■ **Directions for this task**
Find every line in the records below that contains the string "legend", treating uppercase and lowercase as different, and copy each of those lines.

═══ Provided entries

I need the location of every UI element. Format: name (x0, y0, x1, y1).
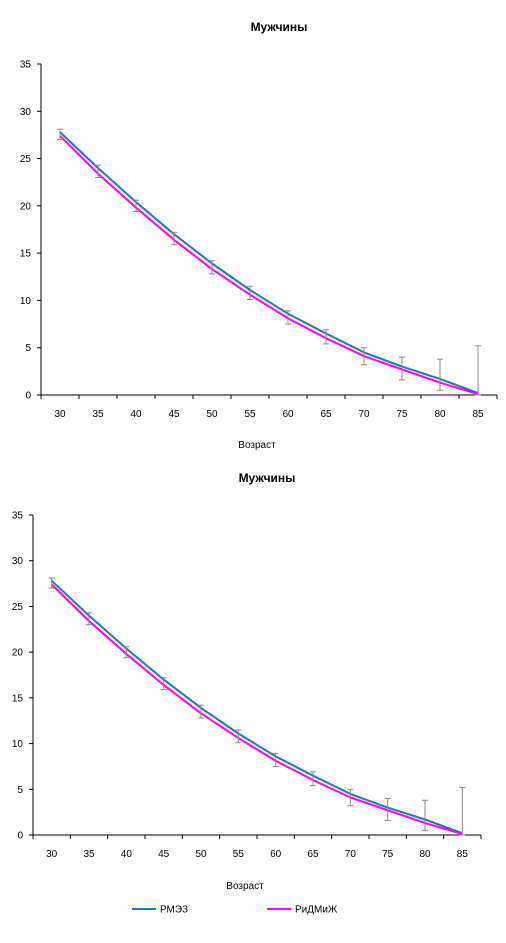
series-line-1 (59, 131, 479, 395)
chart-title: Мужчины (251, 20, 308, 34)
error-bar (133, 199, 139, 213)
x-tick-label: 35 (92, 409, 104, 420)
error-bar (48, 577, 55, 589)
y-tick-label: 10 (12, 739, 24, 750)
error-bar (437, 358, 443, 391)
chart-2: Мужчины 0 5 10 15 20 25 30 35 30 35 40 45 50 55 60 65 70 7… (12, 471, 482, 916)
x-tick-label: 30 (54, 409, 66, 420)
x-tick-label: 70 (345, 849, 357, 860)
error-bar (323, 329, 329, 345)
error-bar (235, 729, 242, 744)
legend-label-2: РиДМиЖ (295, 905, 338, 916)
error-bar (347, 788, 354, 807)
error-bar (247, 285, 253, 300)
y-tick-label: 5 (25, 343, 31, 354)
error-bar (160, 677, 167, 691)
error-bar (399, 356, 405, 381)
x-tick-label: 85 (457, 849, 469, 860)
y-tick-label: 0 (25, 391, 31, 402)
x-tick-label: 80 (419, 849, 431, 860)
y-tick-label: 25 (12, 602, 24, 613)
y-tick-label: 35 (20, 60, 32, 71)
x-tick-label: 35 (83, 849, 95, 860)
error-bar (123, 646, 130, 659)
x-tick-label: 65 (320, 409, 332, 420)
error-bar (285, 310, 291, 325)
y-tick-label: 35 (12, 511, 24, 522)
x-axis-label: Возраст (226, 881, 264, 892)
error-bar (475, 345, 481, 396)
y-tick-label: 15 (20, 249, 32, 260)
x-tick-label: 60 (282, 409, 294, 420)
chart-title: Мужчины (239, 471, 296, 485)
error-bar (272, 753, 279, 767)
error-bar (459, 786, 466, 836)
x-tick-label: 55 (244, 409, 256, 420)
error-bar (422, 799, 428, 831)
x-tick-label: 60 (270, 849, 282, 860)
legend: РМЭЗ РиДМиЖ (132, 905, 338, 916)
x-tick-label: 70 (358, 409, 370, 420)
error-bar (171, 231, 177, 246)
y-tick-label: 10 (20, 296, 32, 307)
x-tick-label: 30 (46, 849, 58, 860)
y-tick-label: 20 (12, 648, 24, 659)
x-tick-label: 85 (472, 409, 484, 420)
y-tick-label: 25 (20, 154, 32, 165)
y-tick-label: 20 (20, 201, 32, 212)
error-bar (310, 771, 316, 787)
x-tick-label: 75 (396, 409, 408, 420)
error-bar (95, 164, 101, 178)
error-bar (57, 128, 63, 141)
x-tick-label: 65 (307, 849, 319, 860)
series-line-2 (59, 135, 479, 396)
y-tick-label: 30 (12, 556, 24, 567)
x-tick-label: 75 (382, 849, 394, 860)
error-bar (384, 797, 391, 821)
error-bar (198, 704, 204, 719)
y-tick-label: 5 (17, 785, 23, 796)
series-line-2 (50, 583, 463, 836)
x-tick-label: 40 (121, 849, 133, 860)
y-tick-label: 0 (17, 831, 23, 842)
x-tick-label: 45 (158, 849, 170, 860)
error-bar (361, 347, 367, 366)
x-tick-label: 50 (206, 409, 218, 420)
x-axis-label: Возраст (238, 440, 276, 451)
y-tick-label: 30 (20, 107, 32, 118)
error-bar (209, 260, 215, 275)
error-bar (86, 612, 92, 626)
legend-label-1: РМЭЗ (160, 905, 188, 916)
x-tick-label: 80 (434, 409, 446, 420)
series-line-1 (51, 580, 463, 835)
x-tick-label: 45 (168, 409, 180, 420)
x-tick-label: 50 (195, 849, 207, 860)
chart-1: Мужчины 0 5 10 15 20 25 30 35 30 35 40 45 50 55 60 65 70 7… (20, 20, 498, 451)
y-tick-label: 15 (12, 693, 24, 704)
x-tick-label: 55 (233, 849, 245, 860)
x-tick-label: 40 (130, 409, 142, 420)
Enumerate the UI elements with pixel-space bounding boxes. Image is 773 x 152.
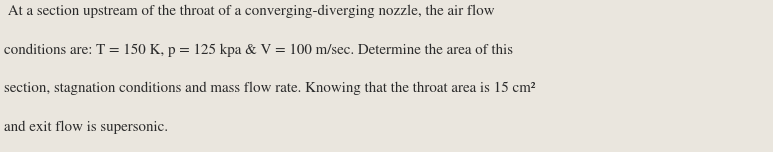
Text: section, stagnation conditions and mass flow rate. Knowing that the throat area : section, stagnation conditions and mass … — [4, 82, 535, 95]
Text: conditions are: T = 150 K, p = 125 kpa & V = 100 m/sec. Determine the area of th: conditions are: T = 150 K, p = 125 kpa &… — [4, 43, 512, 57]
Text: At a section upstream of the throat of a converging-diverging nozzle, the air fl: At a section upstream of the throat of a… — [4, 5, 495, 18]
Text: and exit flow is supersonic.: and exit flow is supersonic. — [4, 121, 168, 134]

══════

■ **Result of this exercise**
legend-label-2: РиДМиЖ (295, 905, 338, 916)
legend: РМЭЗ РиДМиЖ (132, 905, 338, 916)
legend-label-1: РМЭЗ (160, 905, 188, 916)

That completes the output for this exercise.